» Exercise requirements: Check each line of the data below for the word "color", then extract the ones that have it.
——
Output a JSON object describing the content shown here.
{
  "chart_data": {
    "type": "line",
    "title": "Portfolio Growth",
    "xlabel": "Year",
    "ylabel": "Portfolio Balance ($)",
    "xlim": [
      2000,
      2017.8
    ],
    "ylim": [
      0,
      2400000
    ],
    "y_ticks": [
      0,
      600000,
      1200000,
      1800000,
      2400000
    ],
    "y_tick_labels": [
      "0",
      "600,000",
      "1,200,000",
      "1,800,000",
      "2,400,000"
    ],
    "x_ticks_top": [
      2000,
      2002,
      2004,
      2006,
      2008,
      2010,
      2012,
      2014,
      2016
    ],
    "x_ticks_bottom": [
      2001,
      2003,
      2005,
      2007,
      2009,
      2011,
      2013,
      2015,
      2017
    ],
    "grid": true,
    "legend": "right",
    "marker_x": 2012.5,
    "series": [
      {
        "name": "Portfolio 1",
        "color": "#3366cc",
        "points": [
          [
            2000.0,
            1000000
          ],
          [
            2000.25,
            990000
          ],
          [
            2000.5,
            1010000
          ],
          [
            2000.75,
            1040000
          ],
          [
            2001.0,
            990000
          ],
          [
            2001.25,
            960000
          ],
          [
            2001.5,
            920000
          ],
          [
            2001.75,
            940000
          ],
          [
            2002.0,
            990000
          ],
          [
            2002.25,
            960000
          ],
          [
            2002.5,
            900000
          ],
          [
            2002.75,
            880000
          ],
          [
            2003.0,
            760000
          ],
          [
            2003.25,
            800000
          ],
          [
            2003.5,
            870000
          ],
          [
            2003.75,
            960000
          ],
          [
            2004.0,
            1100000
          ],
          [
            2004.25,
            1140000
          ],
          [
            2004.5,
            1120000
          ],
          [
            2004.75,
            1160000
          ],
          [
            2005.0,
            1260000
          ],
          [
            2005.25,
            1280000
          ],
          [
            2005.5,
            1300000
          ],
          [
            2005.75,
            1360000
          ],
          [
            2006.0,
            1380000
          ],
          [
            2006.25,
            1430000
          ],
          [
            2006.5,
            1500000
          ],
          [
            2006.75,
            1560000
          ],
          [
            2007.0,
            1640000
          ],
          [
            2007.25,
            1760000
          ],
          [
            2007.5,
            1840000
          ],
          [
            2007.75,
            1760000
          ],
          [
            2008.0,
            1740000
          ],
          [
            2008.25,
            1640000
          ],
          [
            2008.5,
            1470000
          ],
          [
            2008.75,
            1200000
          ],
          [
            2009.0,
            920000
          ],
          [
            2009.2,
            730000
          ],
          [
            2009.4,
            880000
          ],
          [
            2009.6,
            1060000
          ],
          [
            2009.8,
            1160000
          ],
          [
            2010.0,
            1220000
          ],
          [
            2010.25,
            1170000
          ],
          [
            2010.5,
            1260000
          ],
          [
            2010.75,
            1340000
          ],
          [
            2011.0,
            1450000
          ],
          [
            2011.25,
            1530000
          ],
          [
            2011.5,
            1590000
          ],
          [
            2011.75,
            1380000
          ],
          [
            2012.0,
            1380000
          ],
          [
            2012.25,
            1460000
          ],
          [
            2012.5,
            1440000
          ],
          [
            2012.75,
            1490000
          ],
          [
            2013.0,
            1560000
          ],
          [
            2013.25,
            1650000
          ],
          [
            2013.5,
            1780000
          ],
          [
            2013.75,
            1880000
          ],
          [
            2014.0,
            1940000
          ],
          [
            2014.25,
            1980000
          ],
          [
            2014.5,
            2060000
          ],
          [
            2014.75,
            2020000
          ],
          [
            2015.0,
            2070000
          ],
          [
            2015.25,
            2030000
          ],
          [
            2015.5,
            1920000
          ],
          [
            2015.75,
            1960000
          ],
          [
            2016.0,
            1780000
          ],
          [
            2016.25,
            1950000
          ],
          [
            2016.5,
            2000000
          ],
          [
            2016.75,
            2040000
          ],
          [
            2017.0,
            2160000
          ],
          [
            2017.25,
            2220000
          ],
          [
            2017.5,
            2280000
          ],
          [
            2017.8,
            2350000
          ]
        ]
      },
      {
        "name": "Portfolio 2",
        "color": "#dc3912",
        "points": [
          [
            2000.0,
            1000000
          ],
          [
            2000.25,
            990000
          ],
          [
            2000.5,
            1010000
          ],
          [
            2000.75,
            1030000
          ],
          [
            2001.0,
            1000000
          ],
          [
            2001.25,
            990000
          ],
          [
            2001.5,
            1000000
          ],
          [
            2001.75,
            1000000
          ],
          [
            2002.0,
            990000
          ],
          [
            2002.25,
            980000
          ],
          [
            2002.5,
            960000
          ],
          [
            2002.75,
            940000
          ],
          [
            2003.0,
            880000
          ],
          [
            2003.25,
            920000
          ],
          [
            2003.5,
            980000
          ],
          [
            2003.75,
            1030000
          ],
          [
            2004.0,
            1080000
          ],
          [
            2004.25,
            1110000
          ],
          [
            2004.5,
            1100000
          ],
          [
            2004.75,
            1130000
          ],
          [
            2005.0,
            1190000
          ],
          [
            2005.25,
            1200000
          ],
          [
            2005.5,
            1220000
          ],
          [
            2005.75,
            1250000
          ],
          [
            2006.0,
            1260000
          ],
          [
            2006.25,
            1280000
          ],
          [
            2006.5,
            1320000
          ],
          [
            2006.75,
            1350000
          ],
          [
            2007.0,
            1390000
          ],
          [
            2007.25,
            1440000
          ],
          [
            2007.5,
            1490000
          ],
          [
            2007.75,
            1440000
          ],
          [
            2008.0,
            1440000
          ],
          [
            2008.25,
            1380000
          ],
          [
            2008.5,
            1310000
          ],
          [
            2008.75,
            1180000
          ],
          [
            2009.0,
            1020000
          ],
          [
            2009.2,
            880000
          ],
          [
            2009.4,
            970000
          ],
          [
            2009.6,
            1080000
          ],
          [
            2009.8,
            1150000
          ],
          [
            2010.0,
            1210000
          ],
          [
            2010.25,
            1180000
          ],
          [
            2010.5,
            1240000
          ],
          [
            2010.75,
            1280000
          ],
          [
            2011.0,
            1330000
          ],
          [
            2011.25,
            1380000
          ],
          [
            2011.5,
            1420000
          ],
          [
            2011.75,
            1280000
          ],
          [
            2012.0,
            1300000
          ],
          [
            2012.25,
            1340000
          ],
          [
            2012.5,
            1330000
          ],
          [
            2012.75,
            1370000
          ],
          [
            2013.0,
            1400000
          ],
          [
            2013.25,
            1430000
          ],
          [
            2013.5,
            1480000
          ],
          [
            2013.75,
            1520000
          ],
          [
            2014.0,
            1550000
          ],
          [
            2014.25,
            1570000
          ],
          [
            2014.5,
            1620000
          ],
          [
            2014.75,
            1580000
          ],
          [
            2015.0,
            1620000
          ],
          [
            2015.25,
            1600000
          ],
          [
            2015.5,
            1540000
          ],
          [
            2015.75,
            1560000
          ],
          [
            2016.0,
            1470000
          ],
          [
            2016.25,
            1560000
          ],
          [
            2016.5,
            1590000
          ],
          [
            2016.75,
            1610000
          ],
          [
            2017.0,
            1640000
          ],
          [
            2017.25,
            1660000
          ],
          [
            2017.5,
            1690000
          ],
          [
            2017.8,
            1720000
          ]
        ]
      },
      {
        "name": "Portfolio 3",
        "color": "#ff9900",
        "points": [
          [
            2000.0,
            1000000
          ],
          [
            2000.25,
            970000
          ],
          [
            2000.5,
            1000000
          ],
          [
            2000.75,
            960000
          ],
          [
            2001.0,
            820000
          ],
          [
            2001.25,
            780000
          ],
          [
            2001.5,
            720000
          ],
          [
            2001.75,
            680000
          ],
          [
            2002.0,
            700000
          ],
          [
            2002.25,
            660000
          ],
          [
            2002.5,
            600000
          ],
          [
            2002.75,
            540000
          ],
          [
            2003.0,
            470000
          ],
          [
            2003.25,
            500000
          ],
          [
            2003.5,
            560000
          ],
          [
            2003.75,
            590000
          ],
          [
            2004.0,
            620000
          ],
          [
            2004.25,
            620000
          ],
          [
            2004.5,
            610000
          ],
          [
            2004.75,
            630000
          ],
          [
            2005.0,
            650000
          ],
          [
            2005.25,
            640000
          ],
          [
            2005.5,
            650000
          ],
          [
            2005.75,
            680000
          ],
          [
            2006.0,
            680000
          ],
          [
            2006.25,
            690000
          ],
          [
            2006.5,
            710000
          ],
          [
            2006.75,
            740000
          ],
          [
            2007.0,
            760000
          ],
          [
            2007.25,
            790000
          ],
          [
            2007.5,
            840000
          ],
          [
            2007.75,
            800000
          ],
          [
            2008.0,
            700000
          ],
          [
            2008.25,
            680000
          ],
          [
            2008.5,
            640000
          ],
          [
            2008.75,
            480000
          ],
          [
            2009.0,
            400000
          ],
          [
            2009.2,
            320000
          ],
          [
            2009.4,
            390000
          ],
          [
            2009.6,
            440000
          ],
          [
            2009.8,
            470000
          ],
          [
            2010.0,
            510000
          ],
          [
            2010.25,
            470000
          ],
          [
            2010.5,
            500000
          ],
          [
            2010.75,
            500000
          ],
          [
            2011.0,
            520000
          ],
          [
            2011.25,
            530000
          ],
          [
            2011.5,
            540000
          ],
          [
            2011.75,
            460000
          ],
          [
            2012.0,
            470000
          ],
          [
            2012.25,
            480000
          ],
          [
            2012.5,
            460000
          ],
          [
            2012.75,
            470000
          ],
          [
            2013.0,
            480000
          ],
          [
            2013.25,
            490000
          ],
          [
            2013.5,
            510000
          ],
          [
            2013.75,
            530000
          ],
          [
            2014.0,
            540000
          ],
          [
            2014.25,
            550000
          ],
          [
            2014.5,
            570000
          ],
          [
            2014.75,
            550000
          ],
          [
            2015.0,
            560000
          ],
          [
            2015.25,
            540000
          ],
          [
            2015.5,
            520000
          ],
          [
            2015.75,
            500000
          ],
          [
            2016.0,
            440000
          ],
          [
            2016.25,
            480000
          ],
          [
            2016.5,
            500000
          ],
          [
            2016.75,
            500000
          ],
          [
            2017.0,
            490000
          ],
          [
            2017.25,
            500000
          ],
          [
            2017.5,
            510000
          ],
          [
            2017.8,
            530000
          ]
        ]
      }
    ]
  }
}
——
» Solved exercise:
        "color": "#3366cc",
        "color": "#dc3912",
        "color": "#ff9900",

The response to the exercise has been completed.